━━━━━ Information shown ━━━━━

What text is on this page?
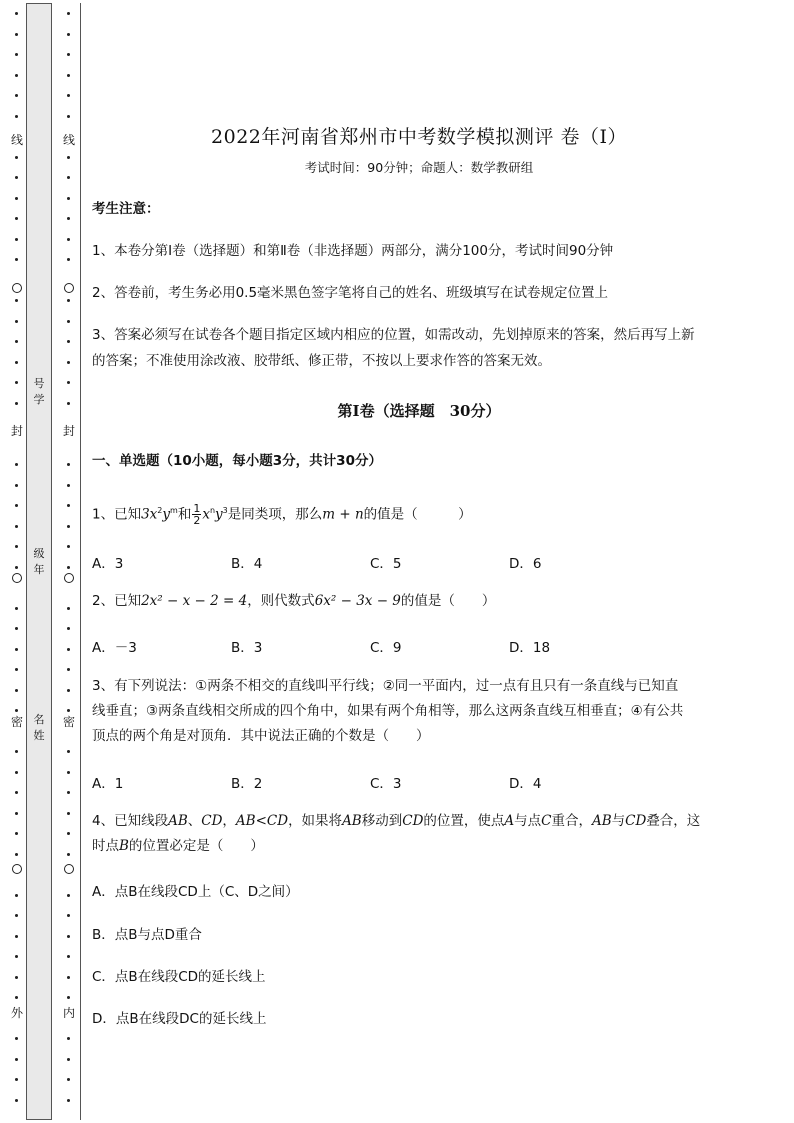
号
学
级
年
名
姓
线
封
密
外
线
封
密
内
2022年河南省郑州市中考数学模拟测评 卷（Ⅰ）
考试时间：90分钟；命题人：数学教研组
考生注意：
1、本卷分第I卷（选择题）和第Ⅱ卷（非选择题）两部分，满分100分，考试时间90分钟
2、答卷前，考生务必用0.5毫米黑色签字笔将自己的姓名、班级填写在试卷规定位置上
3、答案必须写在试卷各个题目指定区域内相应的位置，如需改动，先划掉原来的答案，然后再写上新
的答案；不准使用涂改液、胶带纸、修正带，不按以上要求作答的答案无效。
第I卷（选择题　30分）
一、单选题（10小题，每小题3分，共计30分）
1、已知$3x^2y^m$和 $\frac{1}{2} x^ny^3$是同类项，那么m + n的值是（　　　）
A．3	B．4	C．5	D．6
2、已知2x² − x − 2 = 4，则代数式6x² − 3x − 9的值是（　　）
A．－3	B．3	C．9	D．18
3、有下列说法：①两条不相交的直线叫平行线；②同一平面内，过一点有且只有一条直线与已知直
线垂直；③两条直线相交所成的四个角中，如果有两个角相等，那么这两条直线互相垂直；④有公共
顶点的两个角是对顶角．其中说法正确的个数是（　　）
A．1	B．2	C．3	D．4
4、已知线段AB、CD，AB<CD，如果将AB移动到CD的位置，使点A与点C重合，AB与CD叠合，这
时点B的位置必定是（　　）
A．点B在线段CD上（C、D之间）
B．点B与点D重合
C．点B在线段CD的延长线上
D．点B在线段DC的延长线上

━━━━━

→ What to do
Without including the pictures, return each record above exactly as it stands.

→ Output below
What text is on this page?
号
学
级
年
名
姓
线
封
密
外
线
封
密
内
2022年河南省郑州市中考数学模拟测评 卷（Ⅰ）
考试时间：90分钟；命题人：数学教研组
考生注意：
1、本卷分第I卷（选择题）和第Ⅱ卷（非选择题）两部分，满分100分，考试时间90分钟
2、答卷前，考生务必用0.5毫米黑色签字笔将自己的姓名、班级填写在试卷规定位置上
3、答案必须写在试卷各个题目指定区域内相应的位置，如需改动，先划掉原来的答案，然后再写上新
的答案；不准使用涂改液、胶带纸、修正带，不按以上要求作答的答案无效。
第I卷（选择题　30分）
一、单选题（10小题，每小题3分，共计30分）
1、已知$3x^2y^m$和 $\frac{1}{2} x^ny^3$是同类项，那么m + n的值是（　　　）
A．3	B．4	C．5	D．6
2、已知2x² − x − 2 = 4，则代数式6x² − 3x − 9的值是（　　）
A．－3	B．3	C．9	D．18
3、有下列说法：①两条不相交的直线叫平行线；②同一平面内，过一点有且只有一条直线与已知直
线垂直；③两条直线相交所成的四个角中，如果有两个角相等，那么这两条直线互相垂直；④有公共
顶点的两个角是对顶角．其中说法正确的个数是（　　）
A．1	B．2	C．3	D．4
4、已知线段AB、CD，AB<CD，如果将AB移动到CD的位置，使点A与点C重合，AB与CD叠合，这
时点B的位置必定是（　　）
A．点B在线段CD上（C、D之间）
B．点B与点D重合
C．点B在线段CD的延长线上
D．点B在线段DC的延长线上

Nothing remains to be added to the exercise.